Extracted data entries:
══════════

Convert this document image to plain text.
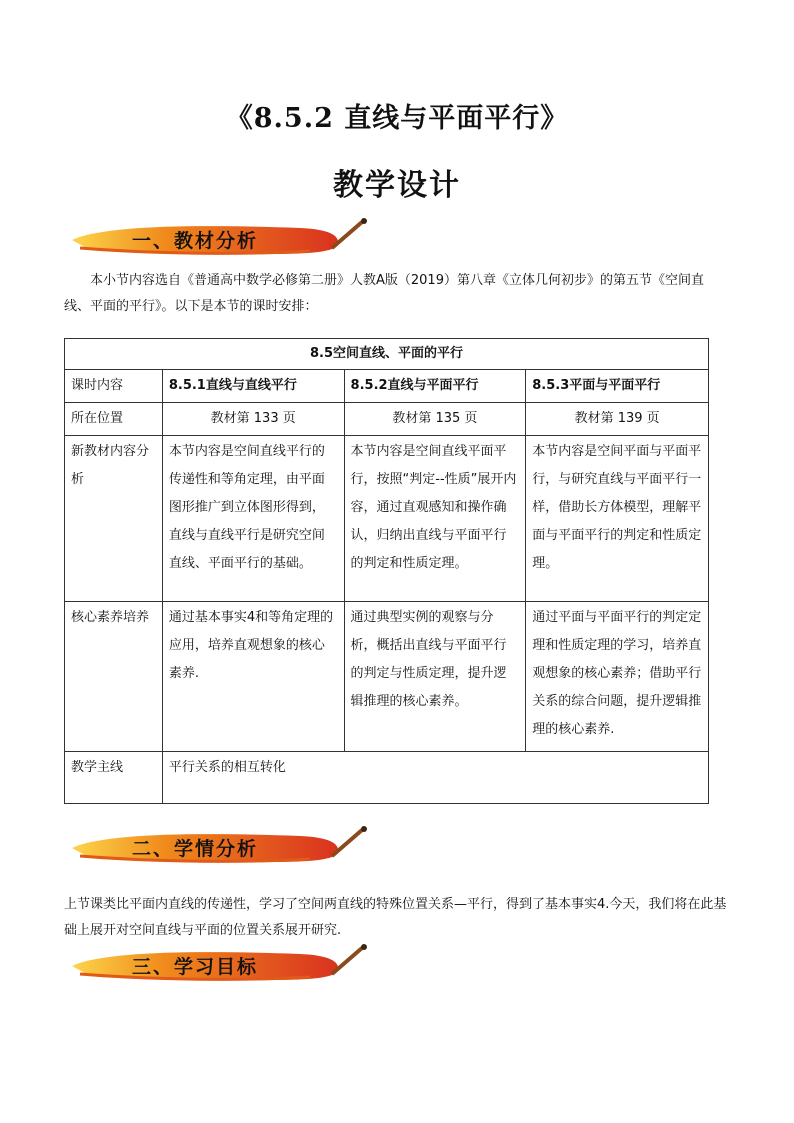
《8.5.2 直线与平面平行》
教学设计
一、教材分析
本小节内容选自《普通高中数学必修第二册》人教A版（2019）第八章《立体几何初步》的第五节《空间直线、平面的平行》。以下是本节的课时安排：
8.5空间直线、平面的平行			
课时内容	8.5.1直线与直线平行	8.5.2直线与平面平行	8.5.3平面与平面平行
所在位置	教材第 133 页	教材第 135 页	教材第 139 页
新教材内容分析	本节内容是空间直线平行的传递性和等角定理，由平面图形推广到立体图形得到，直线与直线平行是研究空间直线、平面平行的基础。	本节内容是空间直线平面平行，按照“判定--性质”展开内容，通过直观感知和操作确认，归纳出直线与平面平行的判定和性质定理。	本节内容是空间平面与平面平行，与研究直线与平面平行一样，借助长方体模型，理解平面与平面平行的判定和性质定理。
核心素养培养	通过基本事实4和等角定理的应用，培养直观想象的核心素养.	通过典型实例的观察与分析，概括出直线与平面平行的判定与性质定理，提升逻辑推理的核心素养。	通过平面与平面平行的判定定理和性质定理的学习，培养直观想象的核心素养；借助平行关系的综合问题，提升逻辑推理的核心素养.
教学主线	平行关系的相互转化		
二、学情分析
上节课类比平面内直线的传递性，学习了空间两直线的特殊位置关系—平行，得到了基本事实4.今天，我们将在此基础上展开对空间直线与平面的位置关系展开研究.
三、学习目标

══════════

# Short exercise
Excluding the pictures, reproduce every entry exactly as given.

# Result of this exercise
Convert this document image to plain text.
《8.5.2 直线与平面平行》
教学设计
一、教材分析
本小节内容选自《普通高中数学必修第二册》人教A版（2019）第八章《立体几何初步》的第五节《空间直线、平面的平行》。以下是本节的课时安排：
8.5空间直线、平面的平行			
课时内容	8.5.1直线与直线平行	8.5.2直线与平面平行	8.5.3平面与平面平行
所在位置	教材第 133 页	教材第 135 页	教材第 139 页
新教材内容分析	本节内容是空间直线平行的传递性和等角定理，由平面图形推广到立体图形得到，直线与直线平行是研究空间直线、平面平行的基础。	本节内容是空间直线平面平行，按照“判定--性质”展开内容，通过直观感知和操作确认，归纳出直线与平面平行的判定和性质定理。	本节内容是空间平面与平面平行，与研究直线与平面平行一样，借助长方体模型，理解平面与平面平行的判定和性质定理。
核心素养培养	通过基本事实4和等角定理的应用，培养直观想象的核心素养.	通过典型实例的观察与分析，概括出直线与平面平行的判定与性质定理，提升逻辑推理的核心素养。	通过平面与平面平行的判定定理和性质定理的学习，培养直观想象的核心素养；借助平行关系的综合问题，提升逻辑推理的核心素养.
教学主线	平行关系的相互转化		
二、学情分析
上节课类比平面内直线的传递性，学习了空间两直线的特殊位置关系—平行，得到了基本事实4.今天，我们将在此基础上展开对空间直线与平面的位置关系展开研究.
三、学习目标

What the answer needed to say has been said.